#### EXERCISE MATERIAL
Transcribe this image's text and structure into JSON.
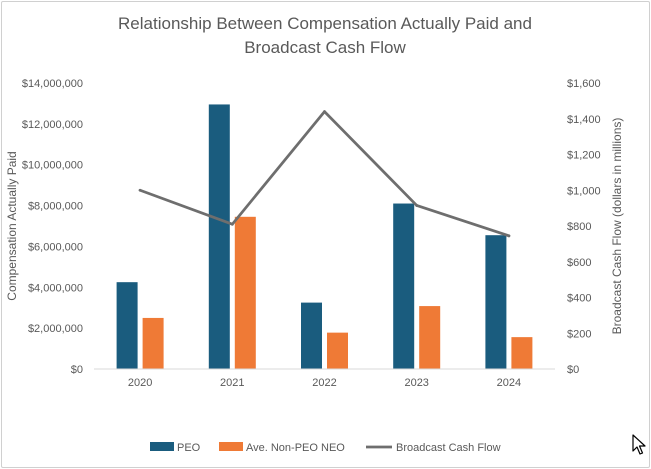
{
  "chart_data": {
    "type": "bar",
    "title_lines": [
      "Relationship Between Compensation Actually Paid and",
      "Broadcast Cash Flow"
    ],
    "categories": [
      "2020",
      "2021",
      "2022",
      "2023",
      "2024"
    ],
    "series": [
      {
        "name": "PEO",
        "kind": "bar",
        "axis": "left",
        "color": "#1a5c7e",
        "values": [
          4250000,
          12950000,
          3250000,
          8100000,
          6550000
        ]
      },
      {
        "name": "Ave. Non-PEO NEO",
        "kind": "bar",
        "axis": "left",
        "color": "#ef7a36",
        "values": [
          2500000,
          7450000,
          1780000,
          3080000,
          1560000
        ]
      },
      {
        "name": "Broadcast Cash Flow",
        "kind": "line",
        "axis": "right",
        "color": "#6e6e6e",
        "values": [
          1000,
          810,
          1440,
          915,
          745
        ]
      }
    ],
    "ylabel": "Compensation Actually Paid",
    "y2label": "Broadcast Cash Flow (dollars in millions)",
    "ylim": [
      0,
      14000000
    ],
    "y2lim": [
      0,
      1600
    ],
    "yticks": [
      "$0",
      "$2,000,000",
      "$4,000,000",
      "$6,000,000",
      "$8,000,000",
      "$10,000,000",
      "$12,000,000",
      "$14,000,000"
    ],
    "y2ticks": [
      "$0",
      "$200",
      "$400",
      "$600",
      "$800",
      "$1,000",
      "$1,200",
      "$1,400",
      "$1,600"
    ],
    "legend_position": "bottom",
    "grid": false
  }
}
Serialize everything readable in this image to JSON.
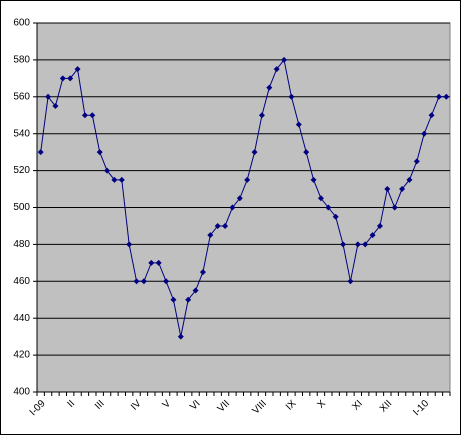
{
  "chart_data": {
    "type": "line",
    "categories": [
      "I-09",
      null,
      null,
      null,
      "II",
      null,
      null,
      null,
      "III",
      null,
      null,
      null,
      null,
      "IV",
      null,
      null,
      null,
      "V",
      null,
      null,
      null,
      "VI",
      null,
      null,
      null,
      "VII",
      null,
      null,
      null,
      null,
      "VIII",
      null,
      null,
      null,
      "IX",
      null,
      null,
      null,
      "X",
      null,
      null,
      null,
      null,
      "XI",
      null,
      null,
      null,
      "XII",
      null,
      null,
      null,
      null,
      "I-10",
      null,
      null,
      null
    ],
    "values": [
      530,
      560,
      555,
      570,
      570,
      575,
      550,
      550,
      530,
      520,
      515,
      515,
      480,
      460,
      460,
      470,
      470,
      460,
      450,
      430,
      450,
      455,
      465,
      485,
      490,
      490,
      500,
      505,
      515,
      530,
      550,
      565,
      575,
      580,
      560,
      545,
      530,
      515,
      505,
      500,
      495,
      480,
      460,
      480,
      480,
      485,
      490,
      510,
      500,
      510,
      515,
      525,
      540,
      550,
      560,
      560
    ],
    "color": "#000080",
    "ylim": [
      400,
      600
    ],
    "yticks": [
      400,
      420,
      440,
      460,
      480,
      500,
      520,
      540,
      560,
      580,
      600
    ],
    "grid": true
  }
}
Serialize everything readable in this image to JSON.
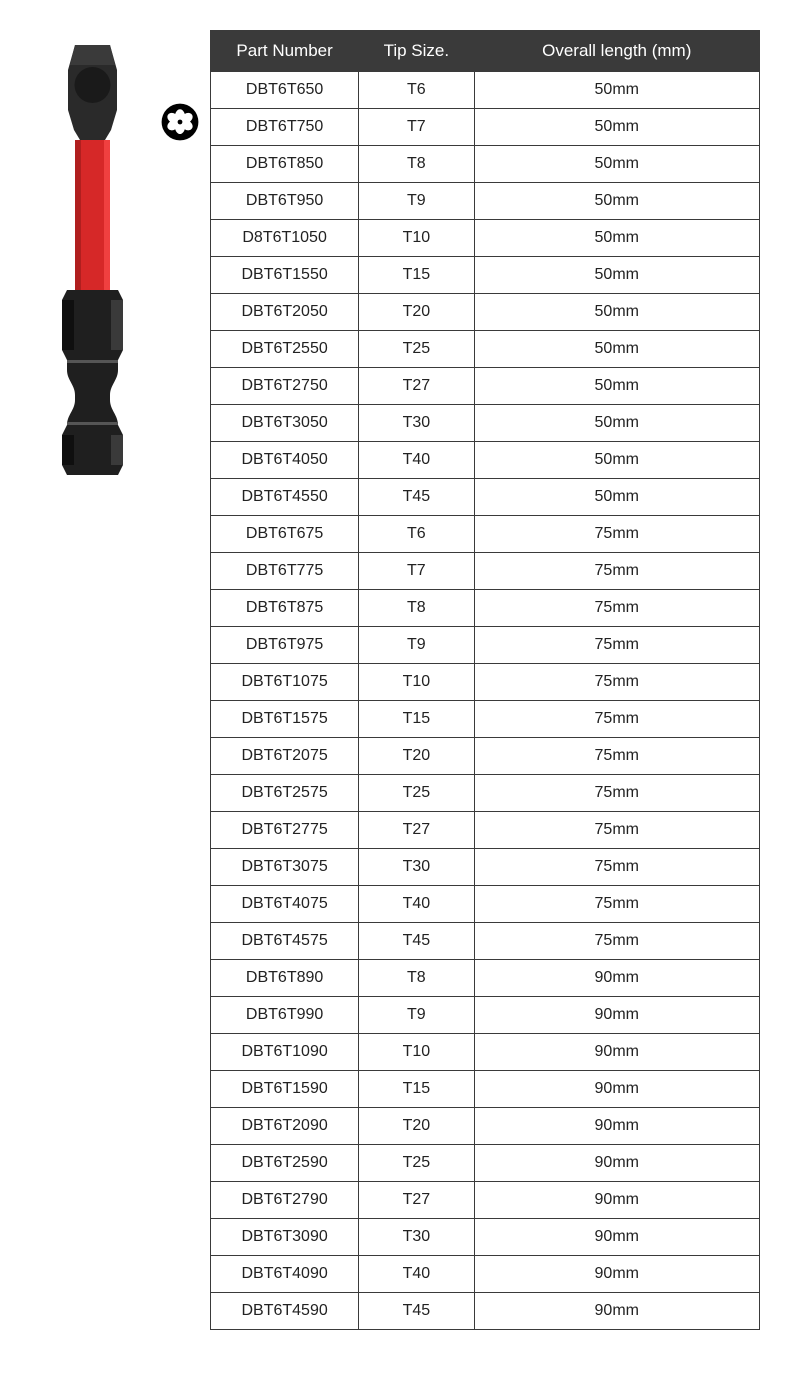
{
  "table": {
    "header_bg": "#3a3a3a",
    "header_color": "#ffffff",
    "border_color": "#3a3a3a",
    "cell_color": "#222222",
    "columns": [
      "Part Number",
      "Tip Size.",
      "Overall length (mm)"
    ],
    "rows": [
      [
        "DBT6T650",
        "T6",
        "50mm"
      ],
      [
        "DBT6T750",
        "T7",
        "50mm"
      ],
      [
        "DBT6T850",
        "T8",
        "50mm"
      ],
      [
        "DBT6T950",
        "T9",
        "50mm"
      ],
      [
        "D8T6T1050",
        "T10",
        "50mm"
      ],
      [
        "DBT6T1550",
        "T15",
        "50mm"
      ],
      [
        "DBT6T2050",
        "T20",
        "50mm"
      ],
      [
        "DBT6T2550",
        "T25",
        "50mm"
      ],
      [
        "DBT6T2750",
        "T27",
        "50mm"
      ],
      [
        "DBT6T3050",
        "T30",
        "50mm"
      ],
      [
        "DBT6T4050",
        "T40",
        "50mm"
      ],
      [
        "DBT6T4550",
        "T45",
        "50mm"
      ],
      [
        "DBT6T675",
        "T6",
        "75mm"
      ],
      [
        "DBT6T775",
        "T7",
        "75mm"
      ],
      [
        "DBT6T875",
        "T8",
        "75mm"
      ],
      [
        "DBT6T975",
        "T9",
        "75mm"
      ],
      [
        "DBT6T1075",
        "T10",
        "75mm"
      ],
      [
        "DBT6T1575",
        "T15",
        "75mm"
      ],
      [
        "DBT6T2075",
        "T20",
        "75mm"
      ],
      [
        "DBT6T2575",
        "T25",
        "75mm"
      ],
      [
        "DBT6T2775",
        "T27",
        "75mm"
      ],
      [
        "DBT6T3075",
        "T30",
        "75mm"
      ],
      [
        "DBT6T4075",
        "T40",
        "75mm"
      ],
      [
        "DBT6T4575",
        "T45",
        "75mm"
      ],
      [
        "DBT6T890",
        "T8",
        "90mm"
      ],
      [
        "DBT6T990",
        "T9",
        "90mm"
      ],
      [
        "DBT6T1090",
        "T10",
        "90mm"
      ],
      [
        "DBT6T1590",
        "T15",
        "90mm"
      ],
      [
        "DBT6T2090",
        "T20",
        "90mm"
      ],
      [
        "DBT6T2590",
        "T25",
        "90mm"
      ],
      [
        "DBT6T2790",
        "T27",
        "90mm"
      ],
      [
        "DBT6T3090",
        "T30",
        "90mm"
      ],
      [
        "DBT6T4090",
        "T40",
        "90mm"
      ],
      [
        "DBT6T4590",
        "T45",
        "90mm"
      ]
    ]
  },
  "product_image": {
    "name": "screwdriver-bit",
    "colors": {
      "tip": "#2a2a2a",
      "shaft": "#d62828",
      "hex": "#1f1f1f",
      "highlight": "#555555"
    }
  },
  "torx_icon": {
    "name": "torx-star-icon",
    "color": "#000000"
  }
}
########
§ YOUR GOAL
Please write out all the data again word for word, but not the pictures.

§ WRITTEN RESPONSE
Transcribe this image's text and structure into JSON.
{
  "chart_data": {
    "type": "bar",
    "title_lines": [
      "Relationship Between Compensation Actually Paid and",
      "Broadcast Cash Flow"
    ],
    "categories": [
      "2020",
      "2021",
      "2022",
      "2023",
      "2024"
    ],
    "series": [
      {
        "name": "PEO",
        "kind": "bar",
        "axis": "left",
        "color": "#1a5c7e",
        "values": [
          4250000,
          12950000,
          3250000,
          8100000,
          6550000
        ]
      },
      {
        "name": "Ave. Non-PEO NEO",
        "kind": "bar",
        "axis": "left",
        "color": "#ef7a36",
        "values": [
          2500000,
          7450000,
          1780000,
          3080000,
          1560000
        ]
      },
      {
        "name": "Broadcast Cash Flow",
        "kind": "line",
        "axis": "right",
        "color": "#6e6e6e",
        "values": [
          1000,
          810,
          1440,
          915,
          745
        ]
      }
    ],
    "ylabel": "Compensation Actually Paid",
    "y2label": "Broadcast Cash Flow (dollars in millions)",
    "ylim": [
      0,
      14000000
    ],
    "y2lim": [
      0,
      1600
    ],
    "yticks": [
      "$0",
      "$2,000,000",
      "$4,000,000",
      "$6,000,000",
      "$8,000,000",
      "$10,000,000",
      "$12,000,000",
      "$14,000,000"
    ],
    "y2ticks": [
      "$0",
      "$200",
      "$400",
      "$600",
      "$800",
      "$1,000",
      "$1,200",
      "$1,400",
      "$1,600"
    ],
    "legend_position": "bottom",
    "grid": false
  }
}
Serialize everything readable in this image to JSON.
{
  "chart_data": {
    "type": "line",
    "categories": [
      "I-09",
      null,
      null,
      null,
      "II",
      null,
      null,
      null,
      "III",
      null,
      null,
      null,
      null,
      "IV",
      null,
      null,
      null,
      "V",
      null,
      null,
      null,
      "VI",
      null,
      null,
      null,
      "VII",
      null,
      null,
      null,
      null,
      "VIII",
      null,
      null,
      null,
      "IX",
      null,
      null,
      null,
      "X",
      null,
      null,
      null,
      null,
      "XI",
      null,
      null,
      null,
      "XII",
      null,
      null,
      null,
      null,
      "I-10",
      null,
      null,
      null
    ],
    "values": [
      530,
      560,
      555,
      570,
      570,
      575,
      550,
      550,
      530,
      520,
      515,
      515,
      480,
      460,
      460,
      470,
      470,
      460,
      450,
      430,
      450,
      455,
      465,
      485,
      490,
      490,
      500,
      505,
      515,
      530,
      550,
      565,
      575,
      580,
      560,
      545,
      530,
      515,
      505,
      500,
      495,
      480,
      460,
      480,
      480,
      485,
      490,
      510,
      500,
      510,
      515,
      525,
      540,
      550,
      560,
      560
    ],
    "color": "#000080",
    "ylim": [
      400,
      600
    ],
    "yticks": [
      400,
      420,
      440,
      460,
      480,
      500,
      520,
      540,
      560,
      580,
      600
    ],
    "grid": true
  }
}
Serialize everything readable in this image to JSON.
{
  "table": {
    "header_bg": "#3a3a3a",
    "header_color": "#ffffff",
    "border_color": "#3a3a3a",
    "cell_color": "#222222",
    "columns": [
      "Part Number",
      "Tip Size.",
      "Overall length (mm)"
    ],
    "rows": [
      [
        "DBT6T650",
        "T6",
        "50mm"
      ],
      [
        "DBT6T750",
        "T7",
        "50mm"
      ],
      [
        "DBT6T850",
        "T8",
        "50mm"
      ],
      [
        "DBT6T950",
        "T9",
        "50mm"
      ],
      [
        "D8T6T1050",
        "T10",
        "50mm"
      ],
      [
        "DBT6T1550",
        "T15",
        "50mm"
      ],
      [
        "DBT6T2050",
        "T20",
        "50mm"
      ],
      [
        "DBT6T2550",
        "T25",
        "50mm"
      ],
      [
        "DBT6T2750",
        "T27",
        "50mm"
      ],
      [
        "DBT6T3050",
        "T30",
        "50mm"
      ],
      [
        "DBT6T4050",
        "T40",
        "50mm"
      ],
      [
        "DBT6T4550",
        "T45",
        "50mm"
      ],
      [
        "DBT6T675",
        "T6",
        "75mm"
      ],
      [
        "DBT6T775",
        "T7",
        "75mm"
      ],
      [
        "DBT6T875",
        "T8",
        "75mm"
      ],
      [
        "DBT6T975",
        "T9",
        "75mm"
      ],
      [
        "DBT6T1075",
        "T10",
        "75mm"
      ],
      [
        "DBT6T1575",
        "T15",
        "75mm"
      ],
      [
        "DBT6T2075",
        "T20",
        "75mm"
      ],
      [
        "DBT6T2575",
        "T25",
        "75mm"
      ],
      [
        "DBT6T2775",
        "T27",
        "75mm"
      ],
      [
        "DBT6T3075",
        "T30",
        "75mm"
      ],
      [
        "DBT6T4075",
        "T40",
        "75mm"
      ],
      [
        "DBT6T4575",
        "T45",
        "75mm"
      ],
      [
        "DBT6T890",
        "T8",
        "90mm"
      ],
      [
        "DBT6T990",
        "T9",
        "90mm"
      ],
      [
        "DBT6T1090",
        "T10",
        "90mm"
      ],
      [
        "DBT6T1590",
        "T15",
        "90mm"
      ],
      [
        "DBT6T2090",
        "T20",
        "90mm"
      ],
      [
        "DBT6T2590",
        "T25",
        "90mm"
      ],
      [
        "DBT6T2790",
        "T27",
        "90mm"
      ],
      [
        "DBT6T3090",
        "T30",
        "90mm"
      ],
      [
        "DBT6T4090",
        "T40",
        "90mm"
      ],
      [
        "DBT6T4590",
        "T45",
        "90mm"
      ]
    ]
  },
  "product_image": {
    "name": "screwdriver-bit",
    "colors": {
      "tip": "#2a2a2a",
      "shaft": "#d62828",
      "hex": "#1f1f1f",
      "highlight": "#555555"
    }
  },
  "torx_icon": {
    "name": "torx-star-icon",
    "color": "#000000"
  }
}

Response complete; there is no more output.